Written task -
Transcribe everything in the data word for word. Pictures are left out.

--

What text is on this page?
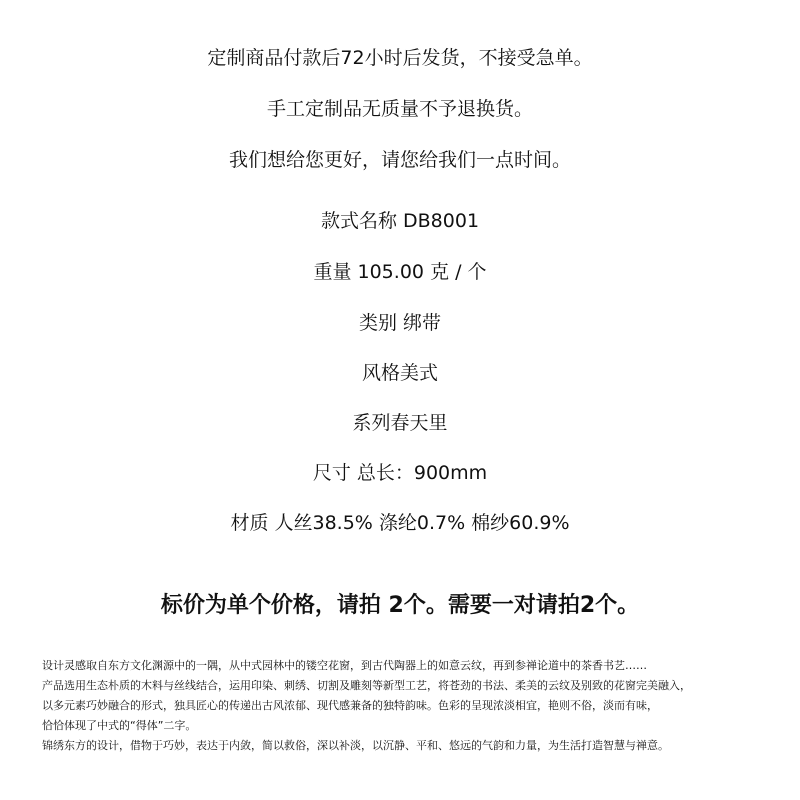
定制商品付款后72小时后发货，不接受急单。
手工定制品无质量不予退换货。
我们想给您更好，请您给我们一点时间。
款式名称 DB8001
重量 105.00 克 / 个
类别 绑带
风格美式
系列春天里
尺寸 总长：900mm
材质 人丝38.5% 涤纶0.7% 棉纱60.9%
标价为单个价格，请拍 2个。需要一对请拍2个。
设计灵感取自东方文化渊源中的一隅，从中式园林中的镂空花窗，到古代陶器上的如意云纹，再到参禅论道中的茶香书艺……
产品选用生态朴质的木料与丝线结合，运用印染、刺绣、切割及雕刻等新型工艺，将苍劲的书法、柔美的云纹及别致的花窗完美融入，
以多元素巧妙融合的形式，独具匠心的传递出古风浓郁、现代感兼备的独特韵味。色彩的呈现浓淡相宜，艳则不俗，淡而有味，
恰恰体现了中式的“得体”二字。
锦绣东方的设计，借物于巧妙，表达于内敛，简以救俗，深以补淡，以沉静、平和、悠远的气韵和力量，为生活打造智慧与禅意。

--

Solution for this exercise -
What text is on this page?
定制商品付款后72小时后发货，不接受急单。
手工定制品无质量不予退换货。
我们想给您更好，请您给我们一点时间。
款式名称 DB8001
重量 105.00 克 / 个
类别 绑带
风格美式
系列春天里
尺寸 总长：900mm
材质 人丝38.5% 涤纶0.7% 棉纱60.9%
标价为单个价格，请拍 2个。需要一对请拍2个。
设计灵感取自东方文化渊源中的一隅，从中式园林中的镂空花窗，到古代陶器上的如意云纹，再到参禅论道中的茶香书艺……
产品选用生态朴质的木料与丝线结合，运用印染、刺绣、切割及雕刻等新型工艺，将苍劲的书法、柔美的云纹及别致的花窗完美融入，
以多元素巧妙融合的形式，独具匠心的传递出古风浓郁、现代感兼备的独特韵味。色彩的呈现浓淡相宜，艳则不俗，淡而有味，
恰恰体现了中式的“得体”二字。
锦绣东方的设计，借物于巧妙，表达于内敛，简以救俗，深以补淡，以沉静、平和、悠远的气韵和力量，为生活打造智慧与禅意。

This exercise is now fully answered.